Rows from a dataset:
====

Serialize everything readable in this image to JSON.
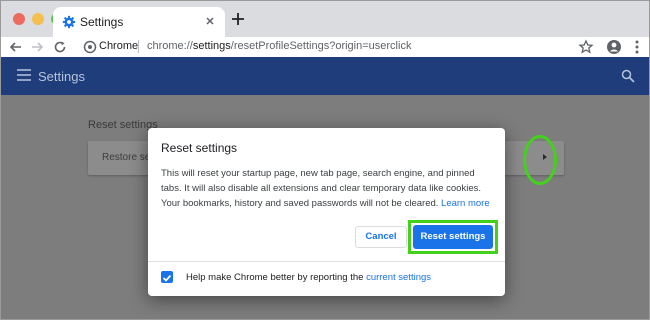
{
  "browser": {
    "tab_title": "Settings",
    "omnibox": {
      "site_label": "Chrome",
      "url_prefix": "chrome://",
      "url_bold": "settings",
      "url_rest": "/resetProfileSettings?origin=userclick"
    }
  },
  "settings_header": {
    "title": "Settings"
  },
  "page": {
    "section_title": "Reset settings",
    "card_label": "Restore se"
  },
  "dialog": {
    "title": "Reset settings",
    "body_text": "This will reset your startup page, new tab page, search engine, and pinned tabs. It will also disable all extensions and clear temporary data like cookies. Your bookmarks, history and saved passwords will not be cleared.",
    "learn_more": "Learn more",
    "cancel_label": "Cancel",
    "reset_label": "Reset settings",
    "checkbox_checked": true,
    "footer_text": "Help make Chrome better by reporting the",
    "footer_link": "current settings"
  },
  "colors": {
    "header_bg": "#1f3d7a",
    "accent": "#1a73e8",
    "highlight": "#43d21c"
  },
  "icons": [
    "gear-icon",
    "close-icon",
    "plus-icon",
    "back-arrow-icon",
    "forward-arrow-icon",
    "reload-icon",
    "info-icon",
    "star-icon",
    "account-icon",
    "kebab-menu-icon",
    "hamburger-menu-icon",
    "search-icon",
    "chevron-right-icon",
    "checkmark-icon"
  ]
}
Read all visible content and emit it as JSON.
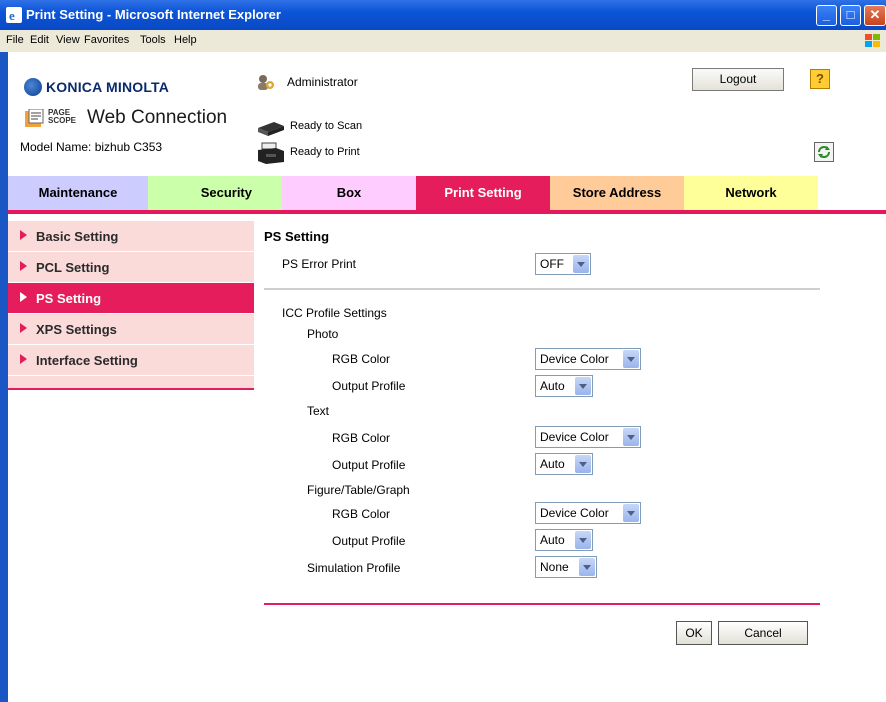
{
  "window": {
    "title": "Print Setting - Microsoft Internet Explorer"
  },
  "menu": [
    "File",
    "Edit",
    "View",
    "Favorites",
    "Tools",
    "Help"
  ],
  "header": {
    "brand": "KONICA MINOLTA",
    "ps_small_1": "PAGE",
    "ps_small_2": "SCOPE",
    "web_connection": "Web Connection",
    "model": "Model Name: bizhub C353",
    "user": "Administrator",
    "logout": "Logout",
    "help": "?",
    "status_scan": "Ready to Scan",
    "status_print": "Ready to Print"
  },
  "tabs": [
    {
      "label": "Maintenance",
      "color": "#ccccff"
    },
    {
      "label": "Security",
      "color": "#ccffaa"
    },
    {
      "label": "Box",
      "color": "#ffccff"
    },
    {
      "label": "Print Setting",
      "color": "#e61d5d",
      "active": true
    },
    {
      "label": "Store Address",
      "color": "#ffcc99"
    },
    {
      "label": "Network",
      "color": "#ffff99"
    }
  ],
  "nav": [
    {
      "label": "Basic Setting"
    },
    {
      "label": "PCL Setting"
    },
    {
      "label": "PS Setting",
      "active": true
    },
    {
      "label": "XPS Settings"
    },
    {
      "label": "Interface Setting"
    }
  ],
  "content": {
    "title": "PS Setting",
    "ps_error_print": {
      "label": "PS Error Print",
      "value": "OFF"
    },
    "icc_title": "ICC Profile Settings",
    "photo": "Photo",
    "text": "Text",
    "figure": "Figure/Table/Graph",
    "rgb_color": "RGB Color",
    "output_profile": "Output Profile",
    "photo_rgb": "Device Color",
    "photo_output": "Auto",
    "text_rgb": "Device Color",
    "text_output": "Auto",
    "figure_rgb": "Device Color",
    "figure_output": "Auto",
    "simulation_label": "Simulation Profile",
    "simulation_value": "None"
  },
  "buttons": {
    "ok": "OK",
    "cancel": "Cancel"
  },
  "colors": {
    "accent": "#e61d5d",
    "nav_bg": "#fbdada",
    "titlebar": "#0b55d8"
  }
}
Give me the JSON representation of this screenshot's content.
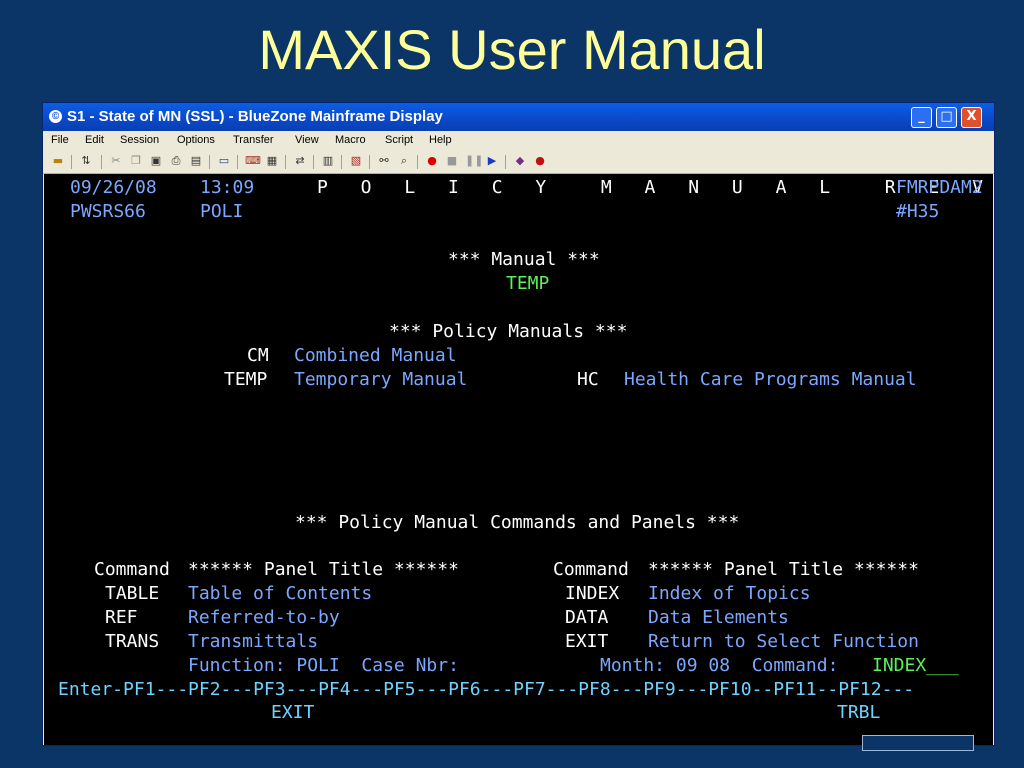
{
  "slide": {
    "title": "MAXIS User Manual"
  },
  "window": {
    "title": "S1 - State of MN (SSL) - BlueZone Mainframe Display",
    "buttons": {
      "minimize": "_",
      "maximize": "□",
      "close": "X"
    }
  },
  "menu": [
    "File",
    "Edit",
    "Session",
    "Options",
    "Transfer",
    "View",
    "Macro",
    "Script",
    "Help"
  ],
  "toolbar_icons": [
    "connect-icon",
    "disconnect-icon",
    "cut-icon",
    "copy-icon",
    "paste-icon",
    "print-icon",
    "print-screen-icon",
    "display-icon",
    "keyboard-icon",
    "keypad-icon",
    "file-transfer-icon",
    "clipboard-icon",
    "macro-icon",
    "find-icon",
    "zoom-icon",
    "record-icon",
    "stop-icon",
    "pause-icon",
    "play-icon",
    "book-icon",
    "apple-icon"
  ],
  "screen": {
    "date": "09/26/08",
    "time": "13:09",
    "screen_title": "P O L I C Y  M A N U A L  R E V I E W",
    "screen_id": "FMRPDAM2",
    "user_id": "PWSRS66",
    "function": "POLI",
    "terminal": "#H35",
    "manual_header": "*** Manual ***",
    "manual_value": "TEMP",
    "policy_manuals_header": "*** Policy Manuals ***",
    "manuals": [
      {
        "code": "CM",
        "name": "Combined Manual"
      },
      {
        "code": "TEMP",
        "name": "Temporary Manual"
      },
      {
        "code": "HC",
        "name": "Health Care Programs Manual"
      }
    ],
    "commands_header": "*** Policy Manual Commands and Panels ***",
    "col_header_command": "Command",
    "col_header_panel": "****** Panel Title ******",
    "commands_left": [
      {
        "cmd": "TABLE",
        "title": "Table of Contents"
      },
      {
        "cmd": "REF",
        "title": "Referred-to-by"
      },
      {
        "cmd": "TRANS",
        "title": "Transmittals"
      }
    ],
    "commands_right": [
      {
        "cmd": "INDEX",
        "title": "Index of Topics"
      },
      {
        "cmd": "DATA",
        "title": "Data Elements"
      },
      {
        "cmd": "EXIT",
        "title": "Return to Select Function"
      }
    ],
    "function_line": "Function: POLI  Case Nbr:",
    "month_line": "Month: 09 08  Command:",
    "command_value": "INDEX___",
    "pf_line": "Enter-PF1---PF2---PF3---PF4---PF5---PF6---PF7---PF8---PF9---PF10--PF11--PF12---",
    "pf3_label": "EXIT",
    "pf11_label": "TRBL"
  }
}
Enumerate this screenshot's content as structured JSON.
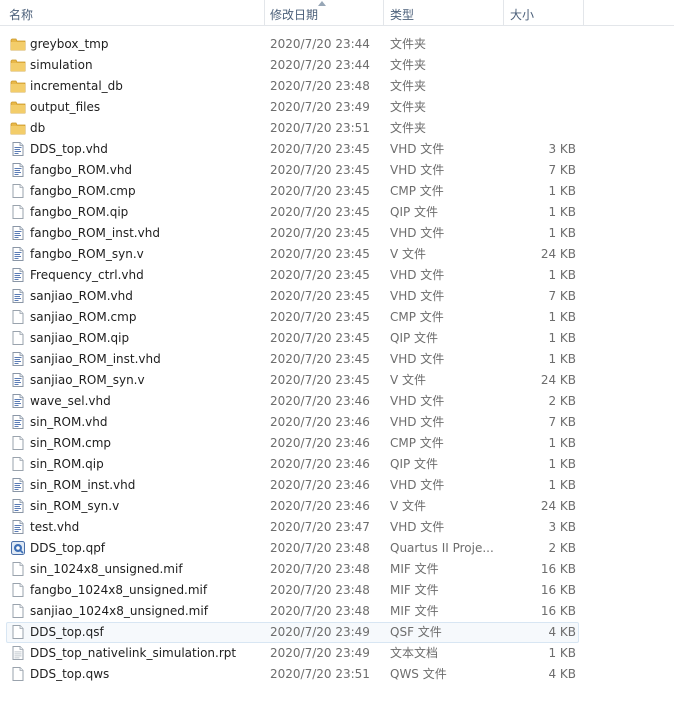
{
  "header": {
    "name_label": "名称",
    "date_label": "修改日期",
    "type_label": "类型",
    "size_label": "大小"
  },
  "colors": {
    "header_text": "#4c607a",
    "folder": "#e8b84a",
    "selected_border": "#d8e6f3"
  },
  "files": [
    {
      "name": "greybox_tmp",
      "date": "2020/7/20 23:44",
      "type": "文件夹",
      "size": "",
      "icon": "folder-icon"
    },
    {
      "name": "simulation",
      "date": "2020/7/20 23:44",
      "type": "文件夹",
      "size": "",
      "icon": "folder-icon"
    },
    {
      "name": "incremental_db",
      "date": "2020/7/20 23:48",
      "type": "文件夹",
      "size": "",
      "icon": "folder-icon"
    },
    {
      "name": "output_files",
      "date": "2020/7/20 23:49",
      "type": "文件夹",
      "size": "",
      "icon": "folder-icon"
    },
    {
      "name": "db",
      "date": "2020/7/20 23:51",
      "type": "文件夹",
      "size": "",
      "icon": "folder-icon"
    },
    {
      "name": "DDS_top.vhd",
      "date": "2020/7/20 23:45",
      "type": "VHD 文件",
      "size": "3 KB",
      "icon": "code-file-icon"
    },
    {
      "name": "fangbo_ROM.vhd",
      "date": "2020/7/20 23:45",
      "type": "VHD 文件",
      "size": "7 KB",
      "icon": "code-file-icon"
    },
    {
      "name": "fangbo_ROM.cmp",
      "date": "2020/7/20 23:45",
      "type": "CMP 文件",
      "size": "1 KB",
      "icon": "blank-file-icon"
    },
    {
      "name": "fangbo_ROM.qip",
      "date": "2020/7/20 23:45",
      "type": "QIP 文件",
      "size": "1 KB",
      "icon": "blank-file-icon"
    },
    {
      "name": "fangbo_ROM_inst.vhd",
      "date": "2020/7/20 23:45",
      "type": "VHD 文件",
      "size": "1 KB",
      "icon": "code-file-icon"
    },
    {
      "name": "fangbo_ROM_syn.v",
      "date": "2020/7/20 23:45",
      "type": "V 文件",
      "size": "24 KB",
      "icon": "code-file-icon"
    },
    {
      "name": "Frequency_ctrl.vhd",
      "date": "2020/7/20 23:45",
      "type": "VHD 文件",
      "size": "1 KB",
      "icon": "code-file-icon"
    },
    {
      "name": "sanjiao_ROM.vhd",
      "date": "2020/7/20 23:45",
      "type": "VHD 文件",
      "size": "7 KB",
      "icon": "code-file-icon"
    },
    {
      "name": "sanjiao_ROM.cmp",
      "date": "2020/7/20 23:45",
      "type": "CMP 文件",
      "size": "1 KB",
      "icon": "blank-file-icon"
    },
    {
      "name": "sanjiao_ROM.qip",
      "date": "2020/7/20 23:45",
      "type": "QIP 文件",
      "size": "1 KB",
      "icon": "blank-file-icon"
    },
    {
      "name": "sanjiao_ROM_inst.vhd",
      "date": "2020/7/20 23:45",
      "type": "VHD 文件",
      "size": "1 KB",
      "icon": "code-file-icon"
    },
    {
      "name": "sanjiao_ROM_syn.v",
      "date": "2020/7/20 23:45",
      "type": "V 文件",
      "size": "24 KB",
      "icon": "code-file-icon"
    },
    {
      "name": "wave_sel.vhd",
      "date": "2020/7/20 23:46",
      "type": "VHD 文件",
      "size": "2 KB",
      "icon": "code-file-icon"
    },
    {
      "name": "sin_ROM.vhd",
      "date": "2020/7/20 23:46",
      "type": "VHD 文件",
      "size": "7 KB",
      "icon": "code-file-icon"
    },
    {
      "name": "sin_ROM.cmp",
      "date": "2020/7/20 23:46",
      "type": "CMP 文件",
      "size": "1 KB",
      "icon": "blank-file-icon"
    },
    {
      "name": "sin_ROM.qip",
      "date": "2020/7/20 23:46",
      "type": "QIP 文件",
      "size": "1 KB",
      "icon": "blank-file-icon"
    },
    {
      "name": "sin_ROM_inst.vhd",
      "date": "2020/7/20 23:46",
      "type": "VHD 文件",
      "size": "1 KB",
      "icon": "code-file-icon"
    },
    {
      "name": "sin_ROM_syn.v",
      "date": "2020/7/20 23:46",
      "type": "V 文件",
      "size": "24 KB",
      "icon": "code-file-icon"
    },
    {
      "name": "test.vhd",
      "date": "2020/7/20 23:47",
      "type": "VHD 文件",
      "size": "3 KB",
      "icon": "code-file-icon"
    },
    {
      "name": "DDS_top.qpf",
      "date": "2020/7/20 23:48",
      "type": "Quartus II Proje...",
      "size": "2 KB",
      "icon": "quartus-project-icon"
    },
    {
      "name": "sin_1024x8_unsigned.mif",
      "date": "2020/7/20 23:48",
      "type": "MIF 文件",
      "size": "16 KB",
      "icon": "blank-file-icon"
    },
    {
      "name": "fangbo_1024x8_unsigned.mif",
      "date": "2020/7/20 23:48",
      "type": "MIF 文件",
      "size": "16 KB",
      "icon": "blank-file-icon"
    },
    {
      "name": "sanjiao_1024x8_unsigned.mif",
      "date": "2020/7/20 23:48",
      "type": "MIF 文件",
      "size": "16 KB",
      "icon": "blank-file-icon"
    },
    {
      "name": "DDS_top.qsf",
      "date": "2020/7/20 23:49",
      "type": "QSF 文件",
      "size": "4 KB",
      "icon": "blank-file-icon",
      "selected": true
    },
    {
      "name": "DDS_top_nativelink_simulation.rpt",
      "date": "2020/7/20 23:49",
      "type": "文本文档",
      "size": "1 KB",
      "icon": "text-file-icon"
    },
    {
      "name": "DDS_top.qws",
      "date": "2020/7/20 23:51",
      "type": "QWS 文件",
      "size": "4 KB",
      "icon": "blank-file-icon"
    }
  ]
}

====

INSTRUCTION: The word "Ready" may appear on some lines. Report how many lines hold it, giving the number alone.

RESULT FOR THIS EXERCISE: 2